** start of Extracted records **
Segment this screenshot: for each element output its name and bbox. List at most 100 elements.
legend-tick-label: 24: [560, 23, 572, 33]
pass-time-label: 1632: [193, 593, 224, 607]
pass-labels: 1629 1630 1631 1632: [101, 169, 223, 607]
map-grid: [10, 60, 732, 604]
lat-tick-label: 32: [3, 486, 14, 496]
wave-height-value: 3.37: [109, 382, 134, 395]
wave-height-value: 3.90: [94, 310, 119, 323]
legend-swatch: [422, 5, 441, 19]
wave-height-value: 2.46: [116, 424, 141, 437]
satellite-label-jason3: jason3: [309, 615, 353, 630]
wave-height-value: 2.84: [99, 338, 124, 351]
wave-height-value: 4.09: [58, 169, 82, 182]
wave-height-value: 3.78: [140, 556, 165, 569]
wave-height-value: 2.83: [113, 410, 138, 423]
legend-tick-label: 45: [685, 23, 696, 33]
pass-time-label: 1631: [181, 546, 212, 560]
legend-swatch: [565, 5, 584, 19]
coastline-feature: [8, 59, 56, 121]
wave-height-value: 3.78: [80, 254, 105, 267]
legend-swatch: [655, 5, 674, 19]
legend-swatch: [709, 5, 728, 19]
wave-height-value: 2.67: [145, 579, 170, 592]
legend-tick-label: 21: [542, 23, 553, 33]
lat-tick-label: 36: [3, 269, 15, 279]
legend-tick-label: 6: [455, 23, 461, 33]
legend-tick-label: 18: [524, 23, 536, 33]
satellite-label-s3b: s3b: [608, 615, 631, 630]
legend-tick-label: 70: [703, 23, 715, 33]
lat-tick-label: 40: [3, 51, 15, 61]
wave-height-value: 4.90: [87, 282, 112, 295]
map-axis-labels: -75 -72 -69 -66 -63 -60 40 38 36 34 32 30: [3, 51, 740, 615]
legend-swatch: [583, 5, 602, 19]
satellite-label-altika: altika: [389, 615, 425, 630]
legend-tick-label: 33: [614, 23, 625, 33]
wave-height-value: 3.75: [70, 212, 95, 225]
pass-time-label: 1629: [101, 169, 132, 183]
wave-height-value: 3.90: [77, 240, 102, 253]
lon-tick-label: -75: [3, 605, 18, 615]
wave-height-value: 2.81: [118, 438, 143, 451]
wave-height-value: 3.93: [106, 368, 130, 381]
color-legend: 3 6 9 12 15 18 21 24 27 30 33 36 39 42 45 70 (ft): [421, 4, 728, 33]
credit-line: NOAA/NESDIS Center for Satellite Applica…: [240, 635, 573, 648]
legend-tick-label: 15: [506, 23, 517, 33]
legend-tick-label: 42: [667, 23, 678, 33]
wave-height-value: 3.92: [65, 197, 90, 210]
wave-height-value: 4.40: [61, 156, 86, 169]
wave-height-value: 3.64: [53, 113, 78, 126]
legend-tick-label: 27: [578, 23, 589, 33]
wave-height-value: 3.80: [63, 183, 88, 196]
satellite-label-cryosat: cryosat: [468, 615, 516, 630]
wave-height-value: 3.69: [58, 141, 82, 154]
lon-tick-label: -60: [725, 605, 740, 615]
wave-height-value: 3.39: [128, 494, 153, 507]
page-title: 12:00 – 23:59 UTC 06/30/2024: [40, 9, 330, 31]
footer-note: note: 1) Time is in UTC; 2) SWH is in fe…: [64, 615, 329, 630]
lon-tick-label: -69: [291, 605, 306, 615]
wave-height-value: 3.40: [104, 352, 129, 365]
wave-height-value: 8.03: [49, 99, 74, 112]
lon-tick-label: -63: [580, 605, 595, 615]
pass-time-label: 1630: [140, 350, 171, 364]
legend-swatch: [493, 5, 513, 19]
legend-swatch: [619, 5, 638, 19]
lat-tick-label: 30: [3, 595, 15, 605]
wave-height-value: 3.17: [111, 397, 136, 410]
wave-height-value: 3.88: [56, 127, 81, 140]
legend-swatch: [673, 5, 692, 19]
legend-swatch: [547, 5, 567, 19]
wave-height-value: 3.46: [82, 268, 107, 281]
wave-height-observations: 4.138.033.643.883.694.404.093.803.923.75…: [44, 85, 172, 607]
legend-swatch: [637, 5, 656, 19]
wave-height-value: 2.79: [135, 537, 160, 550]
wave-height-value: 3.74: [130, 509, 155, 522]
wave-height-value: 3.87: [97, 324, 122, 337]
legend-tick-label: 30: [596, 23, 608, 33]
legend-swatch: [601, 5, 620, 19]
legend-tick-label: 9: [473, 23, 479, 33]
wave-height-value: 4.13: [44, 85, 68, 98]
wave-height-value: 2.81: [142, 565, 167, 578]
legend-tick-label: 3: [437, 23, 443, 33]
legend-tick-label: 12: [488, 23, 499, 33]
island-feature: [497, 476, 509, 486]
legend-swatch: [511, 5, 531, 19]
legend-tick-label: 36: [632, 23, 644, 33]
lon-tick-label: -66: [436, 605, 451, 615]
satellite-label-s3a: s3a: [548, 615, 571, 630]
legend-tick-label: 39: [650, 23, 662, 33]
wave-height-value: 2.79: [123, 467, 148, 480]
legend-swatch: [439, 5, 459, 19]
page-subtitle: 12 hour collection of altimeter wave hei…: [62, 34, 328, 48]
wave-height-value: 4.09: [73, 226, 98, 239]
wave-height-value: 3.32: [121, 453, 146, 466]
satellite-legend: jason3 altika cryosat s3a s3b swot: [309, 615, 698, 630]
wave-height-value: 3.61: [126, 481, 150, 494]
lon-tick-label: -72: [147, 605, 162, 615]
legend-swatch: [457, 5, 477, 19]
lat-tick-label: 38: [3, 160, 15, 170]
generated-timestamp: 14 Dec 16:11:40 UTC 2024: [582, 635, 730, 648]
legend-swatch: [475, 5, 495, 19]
** end of Extracted records **
* Task details
Rewrite the listing above with every "wave-height-value" changed to "swh-value" and everything else left unchanged.

* Solution to the exercise
Segment this screenshot: for each element output its name and bbox. List at most 100 elements.
legend-tick-label: 24: [560, 23, 572, 33]
pass-time-label: 1632: [193, 593, 224, 607]
pass-labels: 1629 1630 1631 1632: [101, 169, 223, 607]
map-grid: [10, 60, 732, 604]
lat-tick-label: 32: [3, 486, 14, 496]
swh-value: 3.37: [109, 382, 134, 395]
swh-value: 3.90: [94, 310, 119, 323]
legend-swatch: [422, 5, 441, 19]
swh-value: 2.46: [116, 424, 141, 437]
satellite-label-jason3: jason3: [309, 615, 353, 630]
swh-value: 2.84: [99, 338, 124, 351]
swh-value: 4.09: [58, 169, 82, 182]
swh-value: 3.78: [140, 556, 165, 569]
swh-value: 2.83: [113, 410, 138, 423]
legend-tick-label: 45: [685, 23, 696, 33]
pass-time-label: 1631: [181, 546, 212, 560]
legend-swatch: [565, 5, 584, 19]
coastline-feature: [8, 59, 56, 121]
swh-value: 3.78: [80, 254, 105, 267]
legend-swatch: [655, 5, 674, 19]
legend-swatch: [709, 5, 728, 19]
swh-value: 2.67: [145, 579, 170, 592]
legend-tick-label: 21: [542, 23, 553, 33]
lat-tick-label: 36: [3, 269, 15, 279]
legend-tick-label: 6: [455, 23, 461, 33]
legend-tick-label: 18: [524, 23, 536, 33]
satellite-label-s3b: s3b: [608, 615, 631, 630]
legend-tick-label: 70: [703, 23, 715, 33]
lat-tick-label: 40: [3, 51, 15, 61]
swh-value: 4.90: [87, 282, 112, 295]
map-axis-labels: -75 -72 -69 -66 -63 -60 40 38 36 34 32 30: [3, 51, 740, 615]
legend-swatch: [583, 5, 602, 19]
satellite-label-altika: altika: [389, 615, 425, 630]
legend-tick-label: 33: [614, 23, 625, 33]
swh-value: 3.75: [70, 212, 95, 225]
pass-time-label: 1629: [101, 169, 132, 183]
swh-value: 3.90: [77, 240, 102, 253]
lon-tick-label: -75: [3, 605, 18, 615]
swh-value: 2.81: [118, 438, 143, 451]
swh-value: 3.93: [106, 368, 130, 381]
color-legend: 3 6 9 12 15 18 21 24 27 30 33 36 39 42 45 70 (ft): [421, 4, 728, 33]
credit-line: NOAA/NESDIS Center for Satellite Applica…: [240, 635, 573, 648]
legend-tick-label: 15: [506, 23, 517, 33]
legend-tick-label: 42: [667, 23, 678, 33]
swh-value: 3.92: [65, 197, 90, 210]
swh-value: 4.40: [61, 156, 86, 169]
swh-value: 3.64: [53, 113, 78, 126]
legend-tick-label: 27: [578, 23, 589, 33]
swh-value: 3.80: [63, 183, 88, 196]
satellite-label-cryosat: cryosat: [468, 615, 516, 630]
swh-value: 3.69: [58, 141, 82, 154]
lon-tick-label: -60: [725, 605, 740, 615]
swh-value: 3.39: [128, 494, 153, 507]
page-title: 12:00 – 23:59 UTC 06/30/2024: [40, 9, 330, 31]
footer-note: note: 1) Time is in UTC; 2) SWH is in fe…: [64, 615, 329, 630]
lon-tick-label: -69: [291, 605, 306, 615]
swh-value: 3.40: [104, 352, 129, 365]
swh-value: 8.03: [49, 99, 74, 112]
lon-tick-label: -63: [580, 605, 595, 615]
pass-time-label: 1630: [140, 350, 171, 364]
legend-swatch: [493, 5, 513, 19]
legend-swatch: [619, 5, 638, 19]
lat-tick-label: 30: [3, 595, 15, 605]
swh-value: 3.17: [111, 397, 136, 410]
swh-value: 3.88: [56, 127, 81, 140]
legend-swatch: [673, 5, 692, 19]
legend-swatch: [547, 5, 567, 19]
swh-value: 3.46: [82, 268, 107, 281]
wave-height-observations: 4.138.033.643.883.694.404.093.803.923.75…: [44, 85, 172, 607]
legend-swatch: [637, 5, 656, 19]
swh-value: 2.79: [135, 537, 160, 550]
swh-value: 3.74: [130, 509, 155, 522]
swh-value: 3.87: [97, 324, 122, 337]
legend-tick-label: 30: [596, 23, 608, 33]
legend-swatch: [601, 5, 620, 19]
legend-tick-label: 9: [473, 23, 479, 33]
swh-value: 4.13: [44, 85, 68, 98]
swh-value: 2.81: [142, 565, 167, 578]
legend-tick-label: 3: [437, 23, 443, 33]
legend-tick-label: 12: [488, 23, 499, 33]
island-feature: [497, 476, 509, 486]
legend-swatch: [511, 5, 531, 19]
legend-tick-label: 36: [632, 23, 644, 33]
lon-tick-label: -66: [436, 605, 451, 615]
satellite-label-s3a: s3a: [548, 615, 571, 630]
legend-tick-label: 39: [650, 23, 662, 33]
swh-value: 2.79: [123, 467, 148, 480]
legend-swatch: [439, 5, 459, 19]
page-subtitle: 12 hour collection of altimeter wave hei…: [62, 34, 328, 48]
swh-value: 4.09: [73, 226, 98, 239]
swh-value: 3.32: [121, 453, 146, 466]
satellite-legend: jason3 altika cryosat s3a s3b swot: [309, 615, 698, 630]
swh-value: 3.61: [126, 481, 150, 494]
lon-tick-label: -72: [147, 605, 162, 615]
legend-swatch: [457, 5, 477, 19]
lat-tick-label: 38: [3, 160, 15, 170]
generated-timestamp: 14 Dec 16:11:40 UTC 2024: [582, 635, 730, 648]
legend-swatch: [475, 5, 495, 19]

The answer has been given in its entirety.